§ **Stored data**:
------------------------------------------------

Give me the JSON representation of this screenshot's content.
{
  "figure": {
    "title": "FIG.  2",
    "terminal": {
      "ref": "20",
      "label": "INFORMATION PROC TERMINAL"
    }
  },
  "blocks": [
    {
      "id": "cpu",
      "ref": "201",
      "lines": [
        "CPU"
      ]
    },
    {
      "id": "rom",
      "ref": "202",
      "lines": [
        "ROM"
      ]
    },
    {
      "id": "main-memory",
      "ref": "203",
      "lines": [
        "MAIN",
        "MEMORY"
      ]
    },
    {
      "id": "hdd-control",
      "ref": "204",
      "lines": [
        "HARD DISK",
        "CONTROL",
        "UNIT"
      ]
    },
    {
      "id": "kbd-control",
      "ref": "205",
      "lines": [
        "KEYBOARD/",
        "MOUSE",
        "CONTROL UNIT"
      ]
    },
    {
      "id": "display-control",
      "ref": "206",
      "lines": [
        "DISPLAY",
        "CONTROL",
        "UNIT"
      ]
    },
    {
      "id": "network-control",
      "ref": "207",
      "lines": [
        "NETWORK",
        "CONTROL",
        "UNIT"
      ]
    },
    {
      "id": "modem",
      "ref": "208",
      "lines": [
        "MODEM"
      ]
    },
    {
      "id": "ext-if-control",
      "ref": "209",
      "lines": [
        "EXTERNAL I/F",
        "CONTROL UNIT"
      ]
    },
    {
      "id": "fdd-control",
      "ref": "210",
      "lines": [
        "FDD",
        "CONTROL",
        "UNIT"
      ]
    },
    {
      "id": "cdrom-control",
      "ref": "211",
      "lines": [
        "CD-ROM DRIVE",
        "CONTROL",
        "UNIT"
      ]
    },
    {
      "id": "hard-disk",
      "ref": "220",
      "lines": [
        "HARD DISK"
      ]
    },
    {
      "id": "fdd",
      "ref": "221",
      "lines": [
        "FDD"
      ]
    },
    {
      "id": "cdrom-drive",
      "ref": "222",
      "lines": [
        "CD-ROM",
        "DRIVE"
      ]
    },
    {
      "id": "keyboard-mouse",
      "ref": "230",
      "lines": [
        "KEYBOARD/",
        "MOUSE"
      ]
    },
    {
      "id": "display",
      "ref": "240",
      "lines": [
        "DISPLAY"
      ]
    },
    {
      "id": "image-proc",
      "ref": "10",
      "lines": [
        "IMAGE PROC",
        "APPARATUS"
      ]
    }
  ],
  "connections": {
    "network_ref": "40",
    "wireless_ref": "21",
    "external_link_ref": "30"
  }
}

------------------------------------------------

§ **Requirements**: Faithfully copy every entry, leaving nothing out.

§ **Task output**:
Give me the JSON representation of this screenshot's content.
{
  "figure": {
    "title": "FIG.  2",
    "terminal": {
      "ref": "20",
      "label": "INFORMATION PROC TERMINAL"
    }
  },
  "blocks": [
    {
      "id": "cpu",
      "ref": "201",
      "lines": [
        "CPU"
      ]
    },
    {
      "id": "rom",
      "ref": "202",
      "lines": [
        "ROM"
      ]
    },
    {
      "id": "main-memory",
      "ref": "203",
      "lines": [
        "MAIN",
        "MEMORY"
      ]
    },
    {
      "id": "hdd-control",
      "ref": "204",
      "lines": [
        "HARD DISK",
        "CONTROL",
        "UNIT"
      ]
    },
    {
      "id": "kbd-control",
      "ref": "205",
      "lines": [
        "KEYBOARD/",
        "MOUSE",
        "CONTROL UNIT"
      ]
    },
    {
      "id": "display-control",
      "ref": "206",
      "lines": [
        "DISPLAY",
        "CONTROL",
        "UNIT"
      ]
    },
    {
      "id": "network-control",
      "ref": "207",
      "lines": [
        "NETWORK",
        "CONTROL",
        "UNIT"
      ]
    },
    {
      "id": "modem",
      "ref": "208",
      "lines": [
        "MODEM"
      ]
    },
    {
      "id": "ext-if-control",
      "ref": "209",
      "lines": [
        "EXTERNAL I/F",
        "CONTROL UNIT"
      ]
    },
    {
      "id": "fdd-control",
      "ref": "210",
      "lines": [
        "FDD",
        "CONTROL",
        "UNIT"
      ]
    },
    {
      "id": "cdrom-control",
      "ref": "211",
      "lines": [
        "CD-ROM DRIVE",
        "CONTROL",
        "UNIT"
      ]
    },
    {
      "id": "hard-disk",
      "ref": "220",
      "lines": [
        "HARD DISK"
      ]
    },
    {
      "id": "fdd",
      "ref": "221",
      "lines": [
        "FDD"
      ]
    },
    {
      "id": "cdrom-drive",
      "ref": "222",
      "lines": [
        "CD-ROM",
        "DRIVE"
      ]
    },
    {
      "id": "keyboard-mouse",
      "ref": "230",
      "lines": [
        "KEYBOARD/",
        "MOUSE"
      ]
    },
    {
      "id": "display",
      "ref": "240",
      "lines": [
        "DISPLAY"
      ]
    },
    {
      "id": "image-proc",
      "ref": "10",
      "lines": [
        "IMAGE PROC",
        "APPARATUS"
      ]
    }
  ],
  "connections": {
    "network_ref": "40",
    "wireless_ref": "21",
    "external_link_ref": "30"
  }
}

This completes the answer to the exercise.